-- TASK STATEMENT --
Wherever the string "Prostate" appears in the listing, copy that line.
──────── MATERIAL FOR THIS TASK
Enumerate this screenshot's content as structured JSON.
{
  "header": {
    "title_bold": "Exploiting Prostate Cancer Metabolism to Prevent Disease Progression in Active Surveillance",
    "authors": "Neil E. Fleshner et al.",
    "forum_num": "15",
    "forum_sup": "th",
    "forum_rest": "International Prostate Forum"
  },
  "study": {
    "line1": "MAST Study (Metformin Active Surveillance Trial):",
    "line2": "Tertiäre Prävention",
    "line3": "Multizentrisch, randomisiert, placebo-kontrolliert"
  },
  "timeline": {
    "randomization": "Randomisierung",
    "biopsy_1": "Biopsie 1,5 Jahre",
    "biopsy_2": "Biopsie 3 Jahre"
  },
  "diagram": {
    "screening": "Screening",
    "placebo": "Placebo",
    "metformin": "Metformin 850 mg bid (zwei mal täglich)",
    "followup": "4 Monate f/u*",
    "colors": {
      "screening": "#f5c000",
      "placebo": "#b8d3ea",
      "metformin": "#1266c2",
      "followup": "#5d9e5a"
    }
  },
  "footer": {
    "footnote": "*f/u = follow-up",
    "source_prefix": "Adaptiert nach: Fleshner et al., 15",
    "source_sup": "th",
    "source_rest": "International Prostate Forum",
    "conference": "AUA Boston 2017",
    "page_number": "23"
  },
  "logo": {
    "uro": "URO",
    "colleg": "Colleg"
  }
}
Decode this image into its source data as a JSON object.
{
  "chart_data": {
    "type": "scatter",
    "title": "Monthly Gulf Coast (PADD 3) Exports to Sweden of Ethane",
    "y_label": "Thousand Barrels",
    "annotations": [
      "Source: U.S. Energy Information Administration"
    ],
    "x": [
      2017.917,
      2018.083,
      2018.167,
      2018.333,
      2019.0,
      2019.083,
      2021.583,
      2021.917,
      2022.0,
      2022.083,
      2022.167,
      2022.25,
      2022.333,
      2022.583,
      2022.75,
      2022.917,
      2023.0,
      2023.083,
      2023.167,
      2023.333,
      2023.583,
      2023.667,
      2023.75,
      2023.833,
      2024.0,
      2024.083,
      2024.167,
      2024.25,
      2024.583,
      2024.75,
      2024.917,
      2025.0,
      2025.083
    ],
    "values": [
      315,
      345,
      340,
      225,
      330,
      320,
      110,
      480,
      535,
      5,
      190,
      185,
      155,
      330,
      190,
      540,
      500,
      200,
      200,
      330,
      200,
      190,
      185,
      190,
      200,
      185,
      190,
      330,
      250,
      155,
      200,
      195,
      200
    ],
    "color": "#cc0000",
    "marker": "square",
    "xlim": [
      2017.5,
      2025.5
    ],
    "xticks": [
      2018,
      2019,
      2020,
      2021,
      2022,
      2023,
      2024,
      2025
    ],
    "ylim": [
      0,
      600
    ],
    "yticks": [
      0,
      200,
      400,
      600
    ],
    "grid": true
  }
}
────────────────
-- THE RESPONSE --
    "title_bold": "Exploiting Prostate Cancer Metabolism to Prevent Disease Progression in Active Surveillance",
    "forum_rest": "International Prostate Forum"
    "source_rest": "International Prostate Forum",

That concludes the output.